### Work to be completed
Repeat the lines that follow, leaving nothing out.

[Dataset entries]
»»
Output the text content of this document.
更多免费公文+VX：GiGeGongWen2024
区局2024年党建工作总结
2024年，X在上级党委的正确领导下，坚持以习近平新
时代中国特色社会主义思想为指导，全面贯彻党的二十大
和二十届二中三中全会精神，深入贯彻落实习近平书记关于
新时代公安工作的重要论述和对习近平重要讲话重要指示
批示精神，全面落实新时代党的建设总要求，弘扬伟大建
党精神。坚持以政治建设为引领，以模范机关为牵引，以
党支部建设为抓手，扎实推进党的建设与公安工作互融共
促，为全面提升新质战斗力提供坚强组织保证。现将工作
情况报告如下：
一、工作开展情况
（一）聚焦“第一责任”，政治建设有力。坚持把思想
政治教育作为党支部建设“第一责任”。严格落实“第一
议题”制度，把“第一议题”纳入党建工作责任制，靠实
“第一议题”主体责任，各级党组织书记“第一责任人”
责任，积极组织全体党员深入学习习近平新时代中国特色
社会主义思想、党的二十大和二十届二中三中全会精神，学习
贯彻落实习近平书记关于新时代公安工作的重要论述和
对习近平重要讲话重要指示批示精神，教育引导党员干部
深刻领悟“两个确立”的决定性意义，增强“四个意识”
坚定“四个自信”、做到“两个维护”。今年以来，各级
««
### Result of this task
Output the text content of this document.
更多免费公文+VX：GiGeGongWen2024
区局2024年党建工作总结
2024年，X在上级党委的正确领导下，坚持以习近平新
时代中国特色社会主义思想为指导，全面贯彻党的二十大
和二十届二中三中全会精神，深入贯彻落实习近平书记关于
新时代公安工作的重要论述和对习近平重要讲话重要指示
批示精神，全面落实新时代党的建设总要求，弘扬伟大建
党精神。坚持以政治建设为引领，以模范机关为牵引，以
党支部建设为抓手，扎实推进党的建设与公安工作互融共
促，为全面提升新质战斗力提供坚强组织保证。现将工作
情况报告如下：
一、工作开展情况
（一）聚焦“第一责任”，政治建设有力。坚持把思想
政治教育作为党支部建设“第一责任”。严格落实“第一
议题”制度，把“第一议题”纳入党建工作责任制，靠实
“第一议题”主体责任，各级党组织书记“第一责任人”
责任，积极组织全体党员深入学习习近平新时代中国特色
社会主义思想、党的二十大和二十届二中三中全会精神，学习
贯彻落实习近平书记关于新时代公安工作的重要论述和
对习近平重要讲话重要指示批示精神，教育引导党员干部
深刻领悟“两个确立”的决定性意义，增强“四个意识”
坚定“四个自信”、做到“两个维护”。今年以来，各级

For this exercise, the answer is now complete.